And U.S. Atty. Zachary W. Carter said, "It became immediately apparent the defendants intended to sell this potentially dangerous material to the highest bidder."

While the case may illustrate the availability of such material on the black market, there was never any chance that these seven tons of zirconium would end up in Baghdad.

The men acting as Iraqi agents were all American Customs agents, including one who posed as an Iraqi minister of defense during a series of meetings with "the Greeks" in Cyprus earlier this year.

After complex negotiations with Customs undercover agents, the defendants allegedly agreed to make an initial shipment to Iraq via Italy.

At one point, while the shipments were being prepared, the defendants allegedly asked undercover agents if their supposed Iraqi contacts would also be interested in buying enriched uranium, plutonium and tires for Russian-built MIG jet fighters.

They stressed, however, that those additional transactions would have to await a satisfactory conclusion to the zirconium deals, sources said.

Using the information
1. In the zirconium case excerpt, by what route did the defendants allegedly agree to send the initial shipment to Iraq?
2. Resume the zirconium case excerpt, starting after its last sentence.
The entries after this point are separate material with no connection to the zirconium case excerpt.

Recorded data

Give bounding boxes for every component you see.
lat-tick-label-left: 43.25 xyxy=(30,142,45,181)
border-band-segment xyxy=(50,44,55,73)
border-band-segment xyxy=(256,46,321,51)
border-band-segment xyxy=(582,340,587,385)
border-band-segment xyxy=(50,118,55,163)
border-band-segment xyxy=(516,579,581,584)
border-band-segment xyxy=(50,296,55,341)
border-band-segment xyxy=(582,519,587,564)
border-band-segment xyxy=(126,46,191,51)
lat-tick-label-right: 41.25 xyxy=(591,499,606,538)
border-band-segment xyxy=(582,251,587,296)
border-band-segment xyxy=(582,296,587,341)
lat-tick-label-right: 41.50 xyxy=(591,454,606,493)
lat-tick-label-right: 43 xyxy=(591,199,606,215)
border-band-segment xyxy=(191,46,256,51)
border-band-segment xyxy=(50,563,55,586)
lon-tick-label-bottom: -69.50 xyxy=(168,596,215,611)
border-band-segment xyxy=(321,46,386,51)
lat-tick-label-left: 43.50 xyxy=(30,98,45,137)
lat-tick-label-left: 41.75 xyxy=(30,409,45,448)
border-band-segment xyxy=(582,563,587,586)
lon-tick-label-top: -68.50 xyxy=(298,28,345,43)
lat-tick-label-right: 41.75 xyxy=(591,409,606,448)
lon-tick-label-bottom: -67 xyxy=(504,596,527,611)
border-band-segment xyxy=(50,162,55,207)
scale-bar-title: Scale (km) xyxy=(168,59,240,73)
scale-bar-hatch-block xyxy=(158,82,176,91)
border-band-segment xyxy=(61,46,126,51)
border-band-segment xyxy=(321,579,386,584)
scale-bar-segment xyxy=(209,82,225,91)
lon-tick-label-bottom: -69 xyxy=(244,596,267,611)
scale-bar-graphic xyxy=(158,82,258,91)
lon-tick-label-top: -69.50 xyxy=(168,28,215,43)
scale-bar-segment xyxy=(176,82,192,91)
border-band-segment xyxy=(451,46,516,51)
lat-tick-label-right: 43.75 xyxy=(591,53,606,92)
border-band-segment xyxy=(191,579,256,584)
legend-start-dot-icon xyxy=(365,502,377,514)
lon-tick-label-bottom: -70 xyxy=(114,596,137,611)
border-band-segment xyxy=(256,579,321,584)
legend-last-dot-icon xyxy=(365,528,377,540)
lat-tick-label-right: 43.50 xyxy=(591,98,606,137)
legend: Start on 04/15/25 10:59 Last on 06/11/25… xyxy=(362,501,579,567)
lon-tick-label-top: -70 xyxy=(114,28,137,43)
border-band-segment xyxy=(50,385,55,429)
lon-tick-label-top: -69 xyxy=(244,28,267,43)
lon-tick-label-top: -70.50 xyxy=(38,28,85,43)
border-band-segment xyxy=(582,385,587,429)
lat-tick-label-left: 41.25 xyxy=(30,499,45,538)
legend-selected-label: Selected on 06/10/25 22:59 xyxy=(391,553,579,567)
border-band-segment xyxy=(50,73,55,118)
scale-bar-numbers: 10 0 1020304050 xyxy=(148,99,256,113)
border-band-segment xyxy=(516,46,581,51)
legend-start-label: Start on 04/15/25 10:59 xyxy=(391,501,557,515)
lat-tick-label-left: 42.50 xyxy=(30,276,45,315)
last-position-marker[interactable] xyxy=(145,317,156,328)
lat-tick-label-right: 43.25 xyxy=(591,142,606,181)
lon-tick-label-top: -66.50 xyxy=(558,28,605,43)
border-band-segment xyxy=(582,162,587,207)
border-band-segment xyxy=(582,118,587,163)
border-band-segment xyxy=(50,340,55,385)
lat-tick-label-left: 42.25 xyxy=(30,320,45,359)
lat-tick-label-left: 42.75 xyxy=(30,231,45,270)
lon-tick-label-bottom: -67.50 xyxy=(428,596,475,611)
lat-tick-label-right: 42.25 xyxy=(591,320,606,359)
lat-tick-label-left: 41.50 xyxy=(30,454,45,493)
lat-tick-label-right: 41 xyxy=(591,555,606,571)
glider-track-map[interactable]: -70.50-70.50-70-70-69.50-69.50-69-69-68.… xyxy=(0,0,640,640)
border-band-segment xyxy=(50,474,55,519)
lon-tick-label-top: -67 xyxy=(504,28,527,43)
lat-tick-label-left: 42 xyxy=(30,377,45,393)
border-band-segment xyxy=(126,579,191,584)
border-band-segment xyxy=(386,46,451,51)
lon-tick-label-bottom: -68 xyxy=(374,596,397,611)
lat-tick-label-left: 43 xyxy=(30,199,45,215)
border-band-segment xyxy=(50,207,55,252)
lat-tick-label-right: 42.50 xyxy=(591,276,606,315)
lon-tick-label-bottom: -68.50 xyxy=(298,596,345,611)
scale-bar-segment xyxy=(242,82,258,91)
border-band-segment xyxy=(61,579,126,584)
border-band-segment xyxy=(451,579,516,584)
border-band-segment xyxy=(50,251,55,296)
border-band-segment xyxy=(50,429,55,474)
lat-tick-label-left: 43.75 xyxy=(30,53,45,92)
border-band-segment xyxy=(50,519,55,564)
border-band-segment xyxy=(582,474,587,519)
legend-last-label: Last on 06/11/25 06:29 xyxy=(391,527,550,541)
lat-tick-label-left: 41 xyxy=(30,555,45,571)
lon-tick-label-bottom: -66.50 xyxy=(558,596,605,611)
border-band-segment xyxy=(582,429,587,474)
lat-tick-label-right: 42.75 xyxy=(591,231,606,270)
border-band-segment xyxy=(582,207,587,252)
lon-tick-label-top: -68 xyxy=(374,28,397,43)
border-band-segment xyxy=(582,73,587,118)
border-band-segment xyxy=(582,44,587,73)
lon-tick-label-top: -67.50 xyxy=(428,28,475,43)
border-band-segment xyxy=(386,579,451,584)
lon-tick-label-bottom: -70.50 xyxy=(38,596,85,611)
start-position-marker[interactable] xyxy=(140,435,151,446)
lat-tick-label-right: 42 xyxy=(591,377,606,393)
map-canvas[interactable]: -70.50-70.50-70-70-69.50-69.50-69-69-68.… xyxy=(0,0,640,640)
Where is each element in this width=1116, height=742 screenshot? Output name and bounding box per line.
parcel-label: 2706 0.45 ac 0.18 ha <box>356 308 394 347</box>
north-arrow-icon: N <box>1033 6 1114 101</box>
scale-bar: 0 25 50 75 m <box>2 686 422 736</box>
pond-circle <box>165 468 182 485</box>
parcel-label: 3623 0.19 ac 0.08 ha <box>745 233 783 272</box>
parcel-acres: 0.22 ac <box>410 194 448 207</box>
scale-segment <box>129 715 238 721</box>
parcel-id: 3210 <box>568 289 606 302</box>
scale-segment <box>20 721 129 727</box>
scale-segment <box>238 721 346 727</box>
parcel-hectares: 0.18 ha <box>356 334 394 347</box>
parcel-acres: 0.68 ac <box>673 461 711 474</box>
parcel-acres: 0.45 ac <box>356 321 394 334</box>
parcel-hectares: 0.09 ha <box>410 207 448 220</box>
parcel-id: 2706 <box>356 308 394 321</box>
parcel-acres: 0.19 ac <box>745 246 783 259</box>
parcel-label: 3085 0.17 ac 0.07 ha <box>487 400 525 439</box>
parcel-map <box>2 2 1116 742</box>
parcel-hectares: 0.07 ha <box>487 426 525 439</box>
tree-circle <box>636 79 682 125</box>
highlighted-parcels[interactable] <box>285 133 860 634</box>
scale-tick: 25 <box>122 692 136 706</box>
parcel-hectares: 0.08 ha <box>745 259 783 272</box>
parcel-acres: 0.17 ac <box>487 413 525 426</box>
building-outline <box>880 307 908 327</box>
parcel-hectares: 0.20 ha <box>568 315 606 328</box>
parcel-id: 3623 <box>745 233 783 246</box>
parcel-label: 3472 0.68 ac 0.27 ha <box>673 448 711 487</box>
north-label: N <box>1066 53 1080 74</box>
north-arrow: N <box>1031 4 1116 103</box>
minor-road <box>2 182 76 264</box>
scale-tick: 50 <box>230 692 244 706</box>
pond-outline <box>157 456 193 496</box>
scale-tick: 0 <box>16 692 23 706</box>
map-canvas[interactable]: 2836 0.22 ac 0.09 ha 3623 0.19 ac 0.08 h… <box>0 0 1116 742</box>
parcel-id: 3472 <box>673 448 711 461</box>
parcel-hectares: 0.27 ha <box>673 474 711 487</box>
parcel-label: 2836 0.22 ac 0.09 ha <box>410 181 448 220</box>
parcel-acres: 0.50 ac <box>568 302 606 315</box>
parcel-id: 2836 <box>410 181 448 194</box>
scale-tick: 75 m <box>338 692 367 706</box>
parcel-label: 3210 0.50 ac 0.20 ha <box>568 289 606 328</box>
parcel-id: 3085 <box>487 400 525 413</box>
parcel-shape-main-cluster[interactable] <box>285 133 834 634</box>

Task results
1. Via Italy.

2.
Indicted on charges of illegally attempting to export zirconium in violation of U.S. trade sanctions against Iraq were Demetrios Demetrios, 40, the owner of Interglobal Manufacturing Enterprises with offices in Greece, Moscow and New York; Renose Kourtides, 55, a former president of Marathon National Bank in New York, and Constantin Zahariadis, 50, a Greek citizen in the import-export business.

According to interviews and court documents, the investigation began in May, 1994, when the defendants told a business contact they were seeking a buyer for the zirconium. Earlier attempts to ship the metal from Ukraine to Germany had been foiled by German customs agents, forcing the businessmen to ship it to New York where five tons were stored in a Queens warehouse.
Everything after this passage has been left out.